- _EXTRACTED RECORDS_
== == ==

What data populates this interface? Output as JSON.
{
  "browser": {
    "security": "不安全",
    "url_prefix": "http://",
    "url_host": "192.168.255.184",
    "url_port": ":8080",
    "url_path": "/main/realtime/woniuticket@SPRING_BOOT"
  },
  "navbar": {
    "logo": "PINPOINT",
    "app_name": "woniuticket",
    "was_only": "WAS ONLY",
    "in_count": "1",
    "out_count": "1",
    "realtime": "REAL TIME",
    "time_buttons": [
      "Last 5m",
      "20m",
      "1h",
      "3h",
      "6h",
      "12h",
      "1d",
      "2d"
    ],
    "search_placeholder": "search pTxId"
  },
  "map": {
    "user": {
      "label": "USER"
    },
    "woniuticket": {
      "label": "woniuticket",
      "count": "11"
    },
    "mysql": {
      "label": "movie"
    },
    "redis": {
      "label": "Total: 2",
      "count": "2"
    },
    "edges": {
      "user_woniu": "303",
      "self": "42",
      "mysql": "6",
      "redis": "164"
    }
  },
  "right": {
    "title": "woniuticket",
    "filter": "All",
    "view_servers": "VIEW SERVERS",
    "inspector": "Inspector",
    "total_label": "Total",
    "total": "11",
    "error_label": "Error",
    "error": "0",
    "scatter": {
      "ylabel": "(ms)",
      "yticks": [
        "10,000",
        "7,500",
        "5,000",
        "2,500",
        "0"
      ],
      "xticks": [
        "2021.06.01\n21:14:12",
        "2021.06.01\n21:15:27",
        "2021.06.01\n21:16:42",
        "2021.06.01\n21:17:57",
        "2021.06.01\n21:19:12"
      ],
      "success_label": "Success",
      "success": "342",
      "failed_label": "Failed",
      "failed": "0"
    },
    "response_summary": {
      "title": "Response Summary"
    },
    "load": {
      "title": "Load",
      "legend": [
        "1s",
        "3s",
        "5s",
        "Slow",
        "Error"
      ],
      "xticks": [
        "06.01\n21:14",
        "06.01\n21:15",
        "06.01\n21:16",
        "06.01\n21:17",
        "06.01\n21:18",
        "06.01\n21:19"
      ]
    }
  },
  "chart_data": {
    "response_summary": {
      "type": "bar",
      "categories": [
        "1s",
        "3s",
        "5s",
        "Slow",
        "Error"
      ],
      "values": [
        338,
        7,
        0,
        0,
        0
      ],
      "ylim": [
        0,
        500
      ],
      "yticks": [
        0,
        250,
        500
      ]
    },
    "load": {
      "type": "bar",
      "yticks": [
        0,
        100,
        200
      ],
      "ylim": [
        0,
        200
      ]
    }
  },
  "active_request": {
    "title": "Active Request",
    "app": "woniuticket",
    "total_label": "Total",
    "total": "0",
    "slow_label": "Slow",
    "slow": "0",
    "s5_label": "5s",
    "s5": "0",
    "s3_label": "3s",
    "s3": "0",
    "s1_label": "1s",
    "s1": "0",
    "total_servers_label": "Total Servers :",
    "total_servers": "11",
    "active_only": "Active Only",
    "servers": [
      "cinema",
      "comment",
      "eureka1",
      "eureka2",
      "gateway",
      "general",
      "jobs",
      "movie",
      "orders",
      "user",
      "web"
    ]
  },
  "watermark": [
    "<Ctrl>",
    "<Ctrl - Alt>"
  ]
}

== == ==

- _DIRECTION_
Copy every line of the material, please, keeping it exactly the same.

- _TASK OUTPUT_
What data populates this interface? Output as JSON.
{
  "browser": {
    "security": "不安全",
    "url_prefix": "http://",
    "url_host": "192.168.255.184",
    "url_port": ":8080",
    "url_path": "/main/realtime/woniuticket@SPRING_BOOT"
  },
  "navbar": {
    "logo": "PINPOINT",
    "app_name": "woniuticket",
    "was_only": "WAS ONLY",
    "in_count": "1",
    "out_count": "1",
    "realtime": "REAL TIME",
    "time_buttons": [
      "Last 5m",
      "20m",
      "1h",
      "3h",
      "6h",
      "12h",
      "1d",
      "2d"
    ],
    "search_placeholder": "search pTxId"
  },
  "map": {
    "user": {
      "label": "USER"
    },
    "woniuticket": {
      "label": "woniuticket",
      "count": "11"
    },
    "mysql": {
      "label": "movie"
    },
    "redis": {
      "label": "Total: 2",
      "count": "2"
    },
    "edges": {
      "user_woniu": "303",
      "self": "42",
      "mysql": "6",
      "redis": "164"
    }
  },
  "right": {
    "title": "woniuticket",
    "filter": "All",
    "view_servers": "VIEW SERVERS",
    "inspector": "Inspector",
    "total_label": "Total",
    "total": "11",
    "error_label": "Error",
    "error": "0",
    "scatter": {
      "ylabel": "(ms)",
      "yticks": [
        "10,000",
        "7,500",
        "5,000",
        "2,500",
        "0"
      ],
      "xticks": [
        "2021.06.01\n21:14:12",
        "2021.06.01\n21:15:27",
        "2021.06.01\n21:16:42",
        "2021.06.01\n21:17:57",
        "2021.06.01\n21:19:12"
      ],
      "success_label": "Success",
      "success": "342",
      "failed_label": "Failed",
      "failed": "0"
    },
    "response_summary": {
      "title": "Response Summary"
    },
    "load": {
      "title": "Load",
      "legend": [
        "1s",
        "3s",
        "5s",
        "Slow",
        "Error"
      ],
      "xticks": [
        "06.01\n21:14",
        "06.01\n21:15",
        "06.01\n21:16",
        "06.01\n21:17",
        "06.01\n21:18",
        "06.01\n21:19"
      ]
    }
  },
  "chart_data": {
    "response_summary": {
      "type": "bar",
      "categories": [
        "1s",
        "3s",
        "5s",
        "Slow",
        "Error"
      ],
      "values": [
        338,
        7,
        0,
        0,
        0
      ],
      "ylim": [
        0,
        500
      ],
      "yticks": [
        0,
        250,
        500
      ]
    },
    "load": {
      "type": "bar",
      "yticks": [
        0,
        100,
        200
      ],
      "ylim": [
        0,
        200
      ]
    }
  },
  "active_request": {
    "title": "Active Request",
    "app": "woniuticket",
    "total_label": "Total",
    "total": "0",
    "slow_label": "Slow",
    "slow": "0",
    "s5_label": "5s",
    "s5": "0",
    "s3_label": "3s",
    "s3": "0",
    "s1_label": "1s",
    "s1": "0",
    "total_servers_label": "Total Servers :",
    "total_servers": "11",
    "active_only": "Active Only",
    "servers": [
      "cinema",
      "comment",
      "eureka1",
      "eureka2",
      "gateway",
      "general",
      "jobs",
      "movie",
      "orders",
      "user",
      "web"
    ]
  },
  "watermark": [
    "<Ctrl>",
    "<Ctrl - Alt>"
  ]
}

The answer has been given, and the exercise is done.